__Aim__.
Return each entry exactly, with none missing.

─── Provided records ───

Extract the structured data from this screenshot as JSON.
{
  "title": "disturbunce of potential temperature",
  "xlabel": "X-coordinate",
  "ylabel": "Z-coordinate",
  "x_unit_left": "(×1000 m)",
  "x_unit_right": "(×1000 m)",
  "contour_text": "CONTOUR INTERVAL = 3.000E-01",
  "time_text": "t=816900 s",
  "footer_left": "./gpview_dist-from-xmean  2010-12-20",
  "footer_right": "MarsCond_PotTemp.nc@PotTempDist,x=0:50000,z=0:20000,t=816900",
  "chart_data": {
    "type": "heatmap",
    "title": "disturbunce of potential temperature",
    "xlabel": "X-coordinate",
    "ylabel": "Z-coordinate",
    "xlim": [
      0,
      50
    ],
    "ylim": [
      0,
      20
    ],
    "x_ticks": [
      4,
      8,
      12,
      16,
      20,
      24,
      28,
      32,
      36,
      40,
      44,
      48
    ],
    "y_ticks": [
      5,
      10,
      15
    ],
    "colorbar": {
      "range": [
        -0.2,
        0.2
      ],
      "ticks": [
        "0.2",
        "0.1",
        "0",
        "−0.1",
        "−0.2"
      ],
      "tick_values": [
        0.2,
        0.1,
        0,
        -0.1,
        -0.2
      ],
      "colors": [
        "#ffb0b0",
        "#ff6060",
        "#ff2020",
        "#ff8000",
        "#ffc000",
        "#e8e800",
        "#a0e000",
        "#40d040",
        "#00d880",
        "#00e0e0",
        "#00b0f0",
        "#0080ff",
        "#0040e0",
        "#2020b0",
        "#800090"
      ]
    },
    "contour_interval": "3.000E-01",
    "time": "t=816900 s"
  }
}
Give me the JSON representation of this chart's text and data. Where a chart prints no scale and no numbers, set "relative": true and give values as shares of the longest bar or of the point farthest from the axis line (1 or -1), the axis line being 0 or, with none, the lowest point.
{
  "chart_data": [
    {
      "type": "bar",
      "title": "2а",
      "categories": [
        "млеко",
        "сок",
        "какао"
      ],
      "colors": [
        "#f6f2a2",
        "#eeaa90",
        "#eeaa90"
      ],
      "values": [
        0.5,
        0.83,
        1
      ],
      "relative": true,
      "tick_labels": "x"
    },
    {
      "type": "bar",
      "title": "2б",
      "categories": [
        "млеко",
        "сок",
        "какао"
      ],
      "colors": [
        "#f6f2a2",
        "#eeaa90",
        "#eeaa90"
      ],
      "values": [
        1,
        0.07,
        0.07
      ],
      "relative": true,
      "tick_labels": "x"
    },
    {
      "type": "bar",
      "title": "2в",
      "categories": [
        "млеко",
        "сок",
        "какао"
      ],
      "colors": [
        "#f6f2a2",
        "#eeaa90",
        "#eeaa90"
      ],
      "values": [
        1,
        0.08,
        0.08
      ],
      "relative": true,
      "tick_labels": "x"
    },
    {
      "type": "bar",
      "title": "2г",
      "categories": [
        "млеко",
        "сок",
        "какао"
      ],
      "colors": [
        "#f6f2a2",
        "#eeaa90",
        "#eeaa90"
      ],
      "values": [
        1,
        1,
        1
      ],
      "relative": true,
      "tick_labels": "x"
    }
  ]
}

───

__Task result__.
Extract the structured data from this screenshot as JSON.
{
  "title": "disturbunce of potential temperature",
  "xlabel": "X-coordinate",
  "ylabel": "Z-coordinate",
  "x_unit_left": "(×1000 m)",
  "x_unit_right": "(×1000 m)",
  "contour_text": "CONTOUR INTERVAL = 3.000E-01",
  "time_text": "t=816900 s",
  "footer_left": "./gpview_dist-from-xmean  2010-12-20",
  "footer_right": "MarsCond_PotTemp.nc@PotTempDist,x=0:50000,z=0:20000,t=816900",
  "chart_data": {
    "type": "heatmap",
    "title": "disturbunce of potential temperature",
    "xlabel": "X-coordinate",
    "ylabel": "Z-coordinate",
    "xlim": [
      0,
      50
    ],
    "ylim": [
      0,
      20
    ],
    "x_ticks": [
      4,
      8,
      12,
      16,
      20,
      24,
      28,
      32,
      36,
      40,
      44,
      48
    ],
    "y_ticks": [
      5,
      10,
      15
    ],
    "colorbar": {
      "range": [
        -0.2,
        0.2
      ],
      "ticks": [
        "0.2",
        "0.1",
        "0",
        "−0.1",
        "−0.2"
      ],
      "tick_values": [
        0.2,
        0.1,
        0,
        -0.1,
        -0.2
      ],
      "colors": [
        "#ffb0b0",
        "#ff6060",
        "#ff2020",
        "#ff8000",
        "#ffc000",
        "#e8e800",
        "#a0e000",
        "#40d040",
        "#00d880",
        "#00e0e0",
        "#00b0f0",
        "#0080ff",
        "#0040e0",
        "#2020b0",
        "#800090"
      ]
    },
    "contour_interval": "3.000E-01",
    "time": "t=816900 s"
  }
}
Give me the JSON representation of this chart's text and data. Where a chart prints no scale and no numbers, set "relative": true and give values as shares of the longest bar or of the point farthest from the axis line (1 or -1), the axis line being 0 or, with none, the lowest point.
{
  "chart_data": [
    {
      "type": "bar",
      "title": "2а",
      "categories": [
        "млеко",
        "сок",
        "какао"
      ],
      "colors": [
        "#f6f2a2",
        "#eeaa90",
        "#eeaa90"
      ],
      "values": [
        0.5,
        0.83,
        1
      ],
      "relative": true,
      "tick_labels": "x"
    },
    {
      "type": "bar",
      "title": "2б",
      "categories": [
        "млеко",
        "сок",
        "какао"
      ],
      "colors": [
        "#f6f2a2",
        "#eeaa90",
        "#eeaa90"
      ],
      "values": [
        1,
        0.07,
        0.07
      ],
      "relative": true,
      "tick_labels": "x"
    },
    {
      "type": "bar",
      "title": "2в",
      "categories": [
        "млеко",
        "сок",
        "какао"
      ],
      "colors": [
        "#f6f2a2",
        "#eeaa90",
        "#eeaa90"
      ],
      "values": [
        1,
        0.08,
        0.08
      ],
      "relative": true,
      "tick_labels": "x"
    },
    {
      "type": "bar",
      "title": "2г",
      "categories": [
        "млеко",
        "сок",
        "какао"
      ],
      "colors": [
        "#f6f2a2",
        "#eeaa90",
        "#eeaa90"
      ],
      "values": [
        1,
        1,
        1
      ],
      "relative": true,
      "tick_labels": "x"
    }
  ]
}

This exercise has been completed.